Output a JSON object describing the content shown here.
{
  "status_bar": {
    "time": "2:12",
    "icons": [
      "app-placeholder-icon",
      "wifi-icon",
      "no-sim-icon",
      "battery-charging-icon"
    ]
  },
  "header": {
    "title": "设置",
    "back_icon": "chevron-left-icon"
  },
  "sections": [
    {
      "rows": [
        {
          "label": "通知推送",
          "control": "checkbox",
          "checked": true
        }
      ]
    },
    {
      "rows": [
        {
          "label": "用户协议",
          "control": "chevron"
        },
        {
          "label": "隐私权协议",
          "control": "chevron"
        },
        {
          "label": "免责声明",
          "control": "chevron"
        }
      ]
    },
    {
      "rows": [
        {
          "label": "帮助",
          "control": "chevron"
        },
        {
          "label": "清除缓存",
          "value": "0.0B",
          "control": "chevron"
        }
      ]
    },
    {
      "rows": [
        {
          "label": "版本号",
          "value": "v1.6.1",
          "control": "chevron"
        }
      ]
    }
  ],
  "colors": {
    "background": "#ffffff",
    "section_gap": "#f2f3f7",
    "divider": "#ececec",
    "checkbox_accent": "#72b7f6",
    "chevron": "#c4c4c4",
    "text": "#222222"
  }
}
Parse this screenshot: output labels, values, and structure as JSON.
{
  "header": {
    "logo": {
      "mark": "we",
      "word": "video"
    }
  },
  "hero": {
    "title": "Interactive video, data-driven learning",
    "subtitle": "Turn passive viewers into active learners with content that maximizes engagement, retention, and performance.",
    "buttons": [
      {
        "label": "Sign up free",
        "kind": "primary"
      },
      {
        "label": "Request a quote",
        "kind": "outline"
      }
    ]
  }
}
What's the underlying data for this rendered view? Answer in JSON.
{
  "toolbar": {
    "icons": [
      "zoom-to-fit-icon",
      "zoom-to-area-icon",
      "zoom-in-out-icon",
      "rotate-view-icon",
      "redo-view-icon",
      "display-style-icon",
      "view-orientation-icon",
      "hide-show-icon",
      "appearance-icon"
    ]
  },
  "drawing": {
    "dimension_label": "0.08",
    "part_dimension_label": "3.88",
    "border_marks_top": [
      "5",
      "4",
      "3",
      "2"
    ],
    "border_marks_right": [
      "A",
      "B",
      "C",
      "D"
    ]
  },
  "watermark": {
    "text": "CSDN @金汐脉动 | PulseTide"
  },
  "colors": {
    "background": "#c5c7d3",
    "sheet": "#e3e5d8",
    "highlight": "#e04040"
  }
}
- - - - - - -
**INSTRUCTION:** Take the records above and return them exactly as written.

**FULL ANSWER:**
Output a JSON object describing the content shown here.
{
  "status_bar": {
    "time": "2:12",
    "icons": [
      "app-placeholder-icon",
      "wifi-icon",
      "no-sim-icon",
      "battery-charging-icon"
    ]
  },
  "header": {
    "title": "设置",
    "back_icon": "chevron-left-icon"
  },
  "sections": [
    {
      "rows": [
        {
          "label": "通知推送",
          "control": "checkbox",
          "checked": true
        }
      ]
    },
    {
      "rows": [
        {
          "label": "用户协议",
          "control": "chevron"
        },
        {
          "label": "隐私权协议",
          "control": "chevron"
        },
        {
          "label": "免责声明",
          "control": "chevron"
        }
      ]
    },
    {
      "rows": [
        {
          "label": "帮助",
          "control": "chevron"
        },
        {
          "label": "清除缓存",
          "value": "0.0B",
          "control": "chevron"
        }
      ]
    },
    {
      "rows": [
        {
          "label": "版本号",
          "value": "v1.6.1",
          "control": "chevron"
        }
      ]
    }
  ],
  "colors": {
    "background": "#ffffff",
    "section_gap": "#f2f3f7",
    "divider": "#ececec",
    "checkbox_accent": "#72b7f6",
    "chevron": "#c4c4c4",
    "text": "#222222"
  }
}
Parse this screenshot: output labels, values, and structure as JSON.
{
  "header": {
    "logo": {
      "mark": "we",
      "word": "video"
    }
  },
  "hero": {
    "title": "Interactive video, data-driven learning",
    "subtitle": "Turn passive viewers into active learners with content that maximizes engagement, retention, and performance.",
    "buttons": [
      {
        "label": "Sign up free",
        "kind": "primary"
      },
      {
        "label": "Request a quote",
        "kind": "outline"
      }
    ]
  }
}
What's the underlying data for this rendered view? Answer in JSON.
{
  "toolbar": {
    "icons": [
      "zoom-to-fit-icon",
      "zoom-to-area-icon",
      "zoom-in-out-icon",
      "rotate-view-icon",
      "redo-view-icon",
      "display-style-icon",
      "view-orientation-icon",
      "hide-show-icon",
      "appearance-icon"
    ]
  },
  "drawing": {
    "dimension_label": "0.08",
    "part_dimension_label": "3.88",
    "border_marks_top": [
      "5",
      "4",
      "3",
      "2"
    ],
    "border_marks_right": [
      "A",
      "B",
      "C",
      "D"
    ]
  },
  "watermark": {
    "text": "CSDN @金汐脉动 | PulseTide"
  },
  "colors": {
    "background": "#c5c7d3",
    "sheet": "#e3e5d8",
    "highlight": "#e04040"
  }
}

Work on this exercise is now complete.